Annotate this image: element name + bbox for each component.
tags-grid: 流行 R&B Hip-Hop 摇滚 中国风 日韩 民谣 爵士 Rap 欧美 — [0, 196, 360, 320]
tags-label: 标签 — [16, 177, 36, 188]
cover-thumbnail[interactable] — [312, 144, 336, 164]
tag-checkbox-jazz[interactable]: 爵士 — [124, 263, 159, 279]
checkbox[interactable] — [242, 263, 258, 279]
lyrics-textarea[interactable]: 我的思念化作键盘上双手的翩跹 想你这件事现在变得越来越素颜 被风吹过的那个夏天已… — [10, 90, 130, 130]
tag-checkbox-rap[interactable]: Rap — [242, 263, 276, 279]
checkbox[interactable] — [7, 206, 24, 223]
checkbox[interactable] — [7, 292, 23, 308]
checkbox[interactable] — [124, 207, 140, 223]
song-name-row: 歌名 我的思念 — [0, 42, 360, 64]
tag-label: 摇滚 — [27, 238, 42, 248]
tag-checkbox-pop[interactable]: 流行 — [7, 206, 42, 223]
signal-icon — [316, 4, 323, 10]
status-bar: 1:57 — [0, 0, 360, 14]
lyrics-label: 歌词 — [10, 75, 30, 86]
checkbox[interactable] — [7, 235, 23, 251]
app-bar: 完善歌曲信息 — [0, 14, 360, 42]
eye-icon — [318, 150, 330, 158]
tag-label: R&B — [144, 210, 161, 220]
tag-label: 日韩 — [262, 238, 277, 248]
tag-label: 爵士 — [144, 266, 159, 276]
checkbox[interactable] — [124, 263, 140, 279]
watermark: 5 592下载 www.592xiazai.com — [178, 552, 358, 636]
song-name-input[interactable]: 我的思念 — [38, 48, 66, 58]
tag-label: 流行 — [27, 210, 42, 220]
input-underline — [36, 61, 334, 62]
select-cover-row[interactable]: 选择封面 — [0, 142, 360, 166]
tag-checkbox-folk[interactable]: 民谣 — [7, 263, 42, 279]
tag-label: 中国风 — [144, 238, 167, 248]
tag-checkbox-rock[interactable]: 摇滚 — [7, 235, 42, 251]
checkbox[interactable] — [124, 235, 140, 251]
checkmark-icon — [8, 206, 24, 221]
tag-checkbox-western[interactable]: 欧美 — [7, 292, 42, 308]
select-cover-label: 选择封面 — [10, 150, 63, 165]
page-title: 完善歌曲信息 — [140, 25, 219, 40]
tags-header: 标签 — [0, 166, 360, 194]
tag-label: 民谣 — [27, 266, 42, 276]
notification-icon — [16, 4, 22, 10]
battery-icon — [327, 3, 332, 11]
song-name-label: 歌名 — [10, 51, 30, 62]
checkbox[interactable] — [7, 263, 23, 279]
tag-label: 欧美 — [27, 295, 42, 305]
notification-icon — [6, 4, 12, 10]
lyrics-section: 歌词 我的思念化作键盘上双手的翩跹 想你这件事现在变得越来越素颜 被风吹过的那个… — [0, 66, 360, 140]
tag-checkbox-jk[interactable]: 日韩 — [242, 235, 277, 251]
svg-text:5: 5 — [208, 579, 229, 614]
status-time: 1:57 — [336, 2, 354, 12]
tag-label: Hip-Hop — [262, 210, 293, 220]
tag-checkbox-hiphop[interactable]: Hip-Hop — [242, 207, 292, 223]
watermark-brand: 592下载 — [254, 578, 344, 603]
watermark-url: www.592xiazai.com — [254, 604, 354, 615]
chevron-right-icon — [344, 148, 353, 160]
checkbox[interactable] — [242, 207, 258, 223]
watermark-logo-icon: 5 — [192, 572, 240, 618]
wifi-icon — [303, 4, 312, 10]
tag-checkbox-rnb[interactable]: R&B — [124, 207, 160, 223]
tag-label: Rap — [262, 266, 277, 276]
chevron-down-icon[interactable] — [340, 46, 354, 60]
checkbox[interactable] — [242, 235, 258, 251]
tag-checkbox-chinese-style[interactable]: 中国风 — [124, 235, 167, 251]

·····

--- REQUIREMENT ---
Rewrite the lines from the first one through the line containing "tag-label: 中国风 — [144, 238, 167, 248]", inclusive, with every "interactable" changed to "clickable" and nothing else altered.

--- RESPONSE ---
Annotate this image: element name + bbox for each component.
tags-grid: 流行 R&B Hip-Hop 摇滚 中国风 日韩 民谣 爵士 Rap 欧美 — [0, 196, 360, 320]
tags-label: 标签 — [16, 177, 36, 188]
cover-thumbnail[clickable] — [312, 144, 336, 164]
tag-checkbox-jazz[clickable]: 爵士 — [124, 263, 159, 279]
checkbox[clickable] — [242, 263, 258, 279]
lyrics-textarea[clickable]: 我的思念化作键盘上双手的翩跹 想你这件事现在变得越来越素颜 被风吹过的那个夏天已… — [10, 90, 130, 130]
tag-checkbox-rap[clickable]: Rap — [242, 263, 276, 279]
checkbox[clickable] — [7, 206, 24, 223]
checkbox[clickable] — [7, 292, 23, 308]
checkbox[clickable] — [124, 207, 140, 223]
song-name-row: 歌名 我的思念 — [0, 42, 360, 64]
tag-label: 摇滚 — [27, 238, 42, 248]
tag-checkbox-pop[clickable]: 流行 — [7, 206, 42, 223]
signal-icon — [316, 4, 323, 10]
status-bar: 1:57 — [0, 0, 360, 14]
lyrics-label: 歌词 — [10, 75, 30, 86]
checkbox[clickable] — [7, 235, 23, 251]
app-bar: 完善歌曲信息 — [0, 14, 360, 42]
eye-icon — [318, 150, 330, 158]
tag-label: R&B — [144, 210, 161, 220]
tag-label: 日韩 — [262, 238, 277, 248]
tag-label: 爵士 — [144, 266, 159, 276]
checkbox[clickable] — [124, 263, 140, 279]
watermark: 5 592下载 www.592xiazai.com — [178, 552, 358, 636]
song-name-input[clickable]: 我的思念 — [38, 48, 66, 58]
tag-label: 流行 — [27, 210, 42, 220]
input-underline — [36, 61, 334, 62]
select-cover-row[clickable]: 选择封面 — [0, 142, 360, 166]
tag-checkbox-folk[clickable]: 民谣 — [7, 263, 42, 279]
tag-label: 中国风 — [144, 238, 167, 248]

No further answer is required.